▸ What you will do: Scan the material that follows. Copy every line containing the word "background".

▸ Stored data:
****

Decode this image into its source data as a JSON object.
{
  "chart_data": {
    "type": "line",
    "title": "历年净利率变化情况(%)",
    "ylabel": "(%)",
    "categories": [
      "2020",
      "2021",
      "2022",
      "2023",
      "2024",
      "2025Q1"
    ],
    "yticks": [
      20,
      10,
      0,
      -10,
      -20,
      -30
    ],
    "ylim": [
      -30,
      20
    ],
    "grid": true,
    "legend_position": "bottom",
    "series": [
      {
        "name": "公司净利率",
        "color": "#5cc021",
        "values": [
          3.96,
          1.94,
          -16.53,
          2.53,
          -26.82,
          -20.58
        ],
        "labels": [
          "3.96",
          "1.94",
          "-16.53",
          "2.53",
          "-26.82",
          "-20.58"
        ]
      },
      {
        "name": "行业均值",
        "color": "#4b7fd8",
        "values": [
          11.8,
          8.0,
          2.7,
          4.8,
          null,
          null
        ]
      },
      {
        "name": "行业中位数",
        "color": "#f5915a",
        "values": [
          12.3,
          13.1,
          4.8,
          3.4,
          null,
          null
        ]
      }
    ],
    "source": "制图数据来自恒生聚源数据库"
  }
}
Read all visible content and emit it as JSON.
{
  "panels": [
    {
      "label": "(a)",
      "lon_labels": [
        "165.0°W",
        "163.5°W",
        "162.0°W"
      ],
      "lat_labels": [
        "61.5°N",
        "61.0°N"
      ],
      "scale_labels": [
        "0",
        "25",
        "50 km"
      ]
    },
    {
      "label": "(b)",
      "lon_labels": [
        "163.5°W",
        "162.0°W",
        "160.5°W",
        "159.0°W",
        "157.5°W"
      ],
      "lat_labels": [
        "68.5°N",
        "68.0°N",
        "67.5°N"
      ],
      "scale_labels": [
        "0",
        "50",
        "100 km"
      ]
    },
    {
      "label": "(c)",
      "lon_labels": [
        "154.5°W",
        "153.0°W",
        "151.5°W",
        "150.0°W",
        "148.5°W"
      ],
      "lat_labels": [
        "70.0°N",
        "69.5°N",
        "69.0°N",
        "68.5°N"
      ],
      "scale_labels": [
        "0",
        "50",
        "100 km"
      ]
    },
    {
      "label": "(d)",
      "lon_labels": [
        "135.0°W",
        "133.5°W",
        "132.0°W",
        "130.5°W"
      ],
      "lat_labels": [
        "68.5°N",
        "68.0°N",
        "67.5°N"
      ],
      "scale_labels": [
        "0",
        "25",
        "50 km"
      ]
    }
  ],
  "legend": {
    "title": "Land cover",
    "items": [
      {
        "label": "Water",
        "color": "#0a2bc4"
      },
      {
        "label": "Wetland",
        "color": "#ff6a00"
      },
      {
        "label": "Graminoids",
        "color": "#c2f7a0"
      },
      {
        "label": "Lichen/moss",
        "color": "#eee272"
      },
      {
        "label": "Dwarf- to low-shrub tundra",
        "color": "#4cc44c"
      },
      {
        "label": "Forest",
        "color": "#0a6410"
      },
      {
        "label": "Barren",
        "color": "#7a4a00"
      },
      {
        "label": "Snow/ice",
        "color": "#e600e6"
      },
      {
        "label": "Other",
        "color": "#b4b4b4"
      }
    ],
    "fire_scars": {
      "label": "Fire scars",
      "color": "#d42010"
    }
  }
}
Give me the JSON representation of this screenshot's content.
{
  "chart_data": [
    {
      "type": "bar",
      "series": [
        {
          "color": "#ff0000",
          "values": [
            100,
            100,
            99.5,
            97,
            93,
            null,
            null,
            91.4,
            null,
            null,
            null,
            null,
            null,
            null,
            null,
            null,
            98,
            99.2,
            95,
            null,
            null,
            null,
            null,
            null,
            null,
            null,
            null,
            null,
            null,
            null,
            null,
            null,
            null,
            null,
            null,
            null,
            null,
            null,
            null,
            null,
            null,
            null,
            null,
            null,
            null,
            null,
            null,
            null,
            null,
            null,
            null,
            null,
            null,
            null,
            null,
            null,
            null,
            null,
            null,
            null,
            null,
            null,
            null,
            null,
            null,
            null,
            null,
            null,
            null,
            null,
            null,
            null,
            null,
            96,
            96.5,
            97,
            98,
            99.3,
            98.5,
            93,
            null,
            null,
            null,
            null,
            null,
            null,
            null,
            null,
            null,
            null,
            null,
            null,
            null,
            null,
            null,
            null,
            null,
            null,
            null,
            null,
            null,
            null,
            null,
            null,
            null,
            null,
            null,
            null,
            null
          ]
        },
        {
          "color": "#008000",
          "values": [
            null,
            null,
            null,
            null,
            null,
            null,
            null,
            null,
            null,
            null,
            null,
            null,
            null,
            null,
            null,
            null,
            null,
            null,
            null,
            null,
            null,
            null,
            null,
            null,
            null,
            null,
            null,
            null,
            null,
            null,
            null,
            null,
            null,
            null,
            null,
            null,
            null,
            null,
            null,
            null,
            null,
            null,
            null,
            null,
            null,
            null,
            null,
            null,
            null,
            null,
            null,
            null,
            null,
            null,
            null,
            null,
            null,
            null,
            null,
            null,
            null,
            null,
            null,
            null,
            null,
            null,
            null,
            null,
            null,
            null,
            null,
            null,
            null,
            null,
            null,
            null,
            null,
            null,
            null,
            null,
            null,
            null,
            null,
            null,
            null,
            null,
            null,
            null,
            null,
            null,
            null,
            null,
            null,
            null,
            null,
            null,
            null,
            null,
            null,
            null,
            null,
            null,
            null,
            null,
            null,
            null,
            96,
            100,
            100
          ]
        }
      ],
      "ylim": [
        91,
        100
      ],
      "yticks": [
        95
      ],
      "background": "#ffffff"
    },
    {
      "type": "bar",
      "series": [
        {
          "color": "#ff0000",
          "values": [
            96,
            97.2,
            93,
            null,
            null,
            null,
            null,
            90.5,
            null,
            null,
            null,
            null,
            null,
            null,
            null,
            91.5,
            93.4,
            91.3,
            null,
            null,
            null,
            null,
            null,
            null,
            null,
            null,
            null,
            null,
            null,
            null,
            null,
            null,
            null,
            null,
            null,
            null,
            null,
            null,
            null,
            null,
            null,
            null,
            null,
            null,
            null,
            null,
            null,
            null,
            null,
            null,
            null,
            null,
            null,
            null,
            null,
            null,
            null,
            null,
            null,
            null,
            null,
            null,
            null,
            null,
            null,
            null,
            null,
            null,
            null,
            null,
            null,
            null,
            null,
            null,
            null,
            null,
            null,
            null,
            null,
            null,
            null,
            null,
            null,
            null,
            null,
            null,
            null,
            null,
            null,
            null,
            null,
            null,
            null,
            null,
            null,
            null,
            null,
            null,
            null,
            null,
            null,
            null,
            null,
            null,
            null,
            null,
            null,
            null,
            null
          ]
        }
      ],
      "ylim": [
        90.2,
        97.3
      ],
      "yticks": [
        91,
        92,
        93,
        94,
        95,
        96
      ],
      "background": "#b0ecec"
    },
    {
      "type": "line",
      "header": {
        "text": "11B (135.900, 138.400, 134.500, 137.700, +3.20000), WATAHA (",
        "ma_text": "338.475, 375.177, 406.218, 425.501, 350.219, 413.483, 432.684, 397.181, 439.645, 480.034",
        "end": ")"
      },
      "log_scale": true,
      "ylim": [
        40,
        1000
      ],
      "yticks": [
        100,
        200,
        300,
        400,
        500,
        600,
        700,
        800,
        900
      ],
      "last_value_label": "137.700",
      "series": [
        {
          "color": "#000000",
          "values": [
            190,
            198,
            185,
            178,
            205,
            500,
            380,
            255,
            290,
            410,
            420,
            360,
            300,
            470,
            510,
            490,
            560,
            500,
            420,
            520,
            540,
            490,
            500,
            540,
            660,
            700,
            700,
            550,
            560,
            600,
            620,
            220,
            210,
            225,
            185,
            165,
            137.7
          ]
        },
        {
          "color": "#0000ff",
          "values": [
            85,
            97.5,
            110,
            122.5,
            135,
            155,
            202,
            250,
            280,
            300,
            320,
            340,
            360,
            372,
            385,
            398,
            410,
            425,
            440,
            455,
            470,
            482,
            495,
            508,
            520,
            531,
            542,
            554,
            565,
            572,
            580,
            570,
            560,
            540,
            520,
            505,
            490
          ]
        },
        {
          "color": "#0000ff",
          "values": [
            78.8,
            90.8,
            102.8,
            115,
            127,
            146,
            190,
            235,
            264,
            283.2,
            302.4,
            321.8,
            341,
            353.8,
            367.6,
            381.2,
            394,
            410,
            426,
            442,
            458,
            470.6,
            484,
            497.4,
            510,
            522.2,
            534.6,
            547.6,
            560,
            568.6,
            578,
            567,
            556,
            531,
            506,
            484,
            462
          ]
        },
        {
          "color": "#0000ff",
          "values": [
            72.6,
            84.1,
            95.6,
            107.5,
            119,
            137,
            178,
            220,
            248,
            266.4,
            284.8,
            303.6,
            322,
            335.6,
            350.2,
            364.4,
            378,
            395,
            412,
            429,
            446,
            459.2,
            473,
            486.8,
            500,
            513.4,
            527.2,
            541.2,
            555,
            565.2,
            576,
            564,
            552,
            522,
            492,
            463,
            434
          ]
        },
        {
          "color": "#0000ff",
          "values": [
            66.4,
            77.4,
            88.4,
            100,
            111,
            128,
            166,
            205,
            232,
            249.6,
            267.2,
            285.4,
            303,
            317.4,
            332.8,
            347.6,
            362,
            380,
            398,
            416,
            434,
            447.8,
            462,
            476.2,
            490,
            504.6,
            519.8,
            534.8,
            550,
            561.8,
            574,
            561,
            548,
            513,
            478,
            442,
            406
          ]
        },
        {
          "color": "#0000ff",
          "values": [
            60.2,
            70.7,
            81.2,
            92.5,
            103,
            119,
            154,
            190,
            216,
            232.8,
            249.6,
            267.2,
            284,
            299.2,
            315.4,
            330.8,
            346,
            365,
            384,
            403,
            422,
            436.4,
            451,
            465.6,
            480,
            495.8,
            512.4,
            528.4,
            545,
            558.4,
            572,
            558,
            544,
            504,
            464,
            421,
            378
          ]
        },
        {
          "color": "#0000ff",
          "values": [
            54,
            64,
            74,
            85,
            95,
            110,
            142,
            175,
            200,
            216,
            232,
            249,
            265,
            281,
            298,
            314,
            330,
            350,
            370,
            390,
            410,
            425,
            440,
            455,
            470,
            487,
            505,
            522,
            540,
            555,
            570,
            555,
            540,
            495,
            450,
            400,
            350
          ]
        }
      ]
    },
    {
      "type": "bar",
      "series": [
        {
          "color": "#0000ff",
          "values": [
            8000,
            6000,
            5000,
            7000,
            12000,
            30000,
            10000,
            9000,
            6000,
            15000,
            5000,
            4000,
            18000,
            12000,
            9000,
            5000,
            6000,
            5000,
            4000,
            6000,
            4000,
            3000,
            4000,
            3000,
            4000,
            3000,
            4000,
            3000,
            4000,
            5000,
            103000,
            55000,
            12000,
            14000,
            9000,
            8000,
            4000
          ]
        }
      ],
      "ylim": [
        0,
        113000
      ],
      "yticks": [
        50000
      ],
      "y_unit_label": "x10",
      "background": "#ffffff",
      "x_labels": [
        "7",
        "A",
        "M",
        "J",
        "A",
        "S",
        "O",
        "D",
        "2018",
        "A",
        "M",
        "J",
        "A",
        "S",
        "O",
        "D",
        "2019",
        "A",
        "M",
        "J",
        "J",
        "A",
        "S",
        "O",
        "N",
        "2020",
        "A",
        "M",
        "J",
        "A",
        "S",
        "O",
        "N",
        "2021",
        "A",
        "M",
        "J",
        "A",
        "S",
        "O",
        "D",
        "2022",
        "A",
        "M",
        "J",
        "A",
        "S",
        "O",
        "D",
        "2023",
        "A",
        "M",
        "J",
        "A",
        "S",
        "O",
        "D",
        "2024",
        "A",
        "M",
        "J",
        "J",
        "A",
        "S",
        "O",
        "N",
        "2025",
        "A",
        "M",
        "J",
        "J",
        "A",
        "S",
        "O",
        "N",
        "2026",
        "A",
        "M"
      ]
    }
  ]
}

****

▸ In response:
      "background": "#ffffff"
      "background": "#b0ecec"
      "background": "#ffffff",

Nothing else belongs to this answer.